-------- Source document
The impact of trade policy (to which we return in the last section) on the economy has been investigated in different frameworks. The first, already mentioned above and discussed in more detail below, is the gravity equation and the question whether tariffs and other trade policy components affect (reduce or divert) imports or exports. In a similar vein, researchers have asked if trade policy affects relative prices and factor incomes and, as exemplified in O’Rourke’s (1997) study of the grain invasion, have found that this is normally the case. These findings imply that trade restriction via trade policy normally works, although trade policy might not translate 1:1 into the desired effects due to varying elasticities of demand and substitution between international and import-competing goods, both on the side of domestic suppliers and the preferences of domestic consumers.
----------------
-------- Material
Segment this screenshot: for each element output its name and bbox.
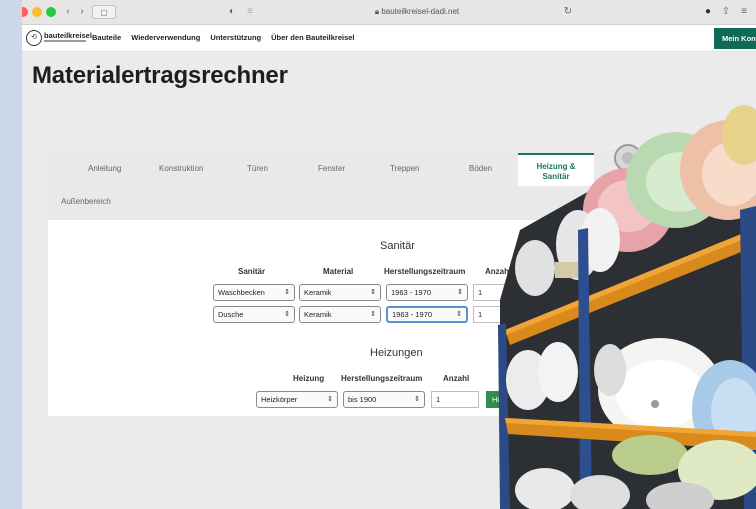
- screenshot: ‹ › ▢ ◐ ≡ 🔒︎ bauteilkreisel-dadi.net ↻ ●…: [0, 0, 756, 509]
- sinks-on-shelves-photo: [498, 105, 756, 509]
----------------
Tasks to perform:
**A.** In the passage on trade policy and the economy, which study is cited as an example of research finding that trade policy affects relative prices and factor incomes?
**B.** Extend the passage on trade policy and the economy with the paragraph that would naturally follow its final sentence.

Answers by task:
**A.** O’Rourke’s (1997) study of the grain invasion.

**B.**
In economic history, several studies since the seminal and controversial contribution of Bairoch (1972) have run growth regressions to estimate the impact of “average tariffs” on growth. The main finding is that of a “tariff–growth paradox” following the widely cited article by O’Rourke (2000) and subsequent papers by Vamvakidis (2002), Clemens and Williamson (2004), and Jacks (2006b). The robustness of these findings has been challenged by results with different methodologies and samples, including Foreman-Peck (1995), Irwin (2002), Athukorala and Chand (2007), Madsen (2009), Tena-Junguito (2010a), Schularick and Solomou (2011), and Lampe and Sharp (2013). Recent research has moved towards a clearer identification of the underlying channels of an existing or nonexisting tariff–growth paradox: Lehmann and O’Rourke (2011) find that before 1914, tariffs on manufactured goods were growth enhancing, while tariffs on agricultural commodities were probably harmful, and revenue tariffs on luxury goods and “exotic” products had no effect on growth. Tena-Junguito (2010a) finds that the skill bias of tariffs, one of the measures developed to assess not the average level, but the structure of tariffs, is significantly related to growth before 1914. Lampe and Sharp (2013) have highlighted that the other side of a potential reverse causality circle is also of interest, since in many countries tariff liberalization was preceded (and “Granger caused”) by higher-income levels, presumably due to their effect on increased fiscal capacity to generate non-customs revenues (see, e.g., Aidt and Jensen 2009).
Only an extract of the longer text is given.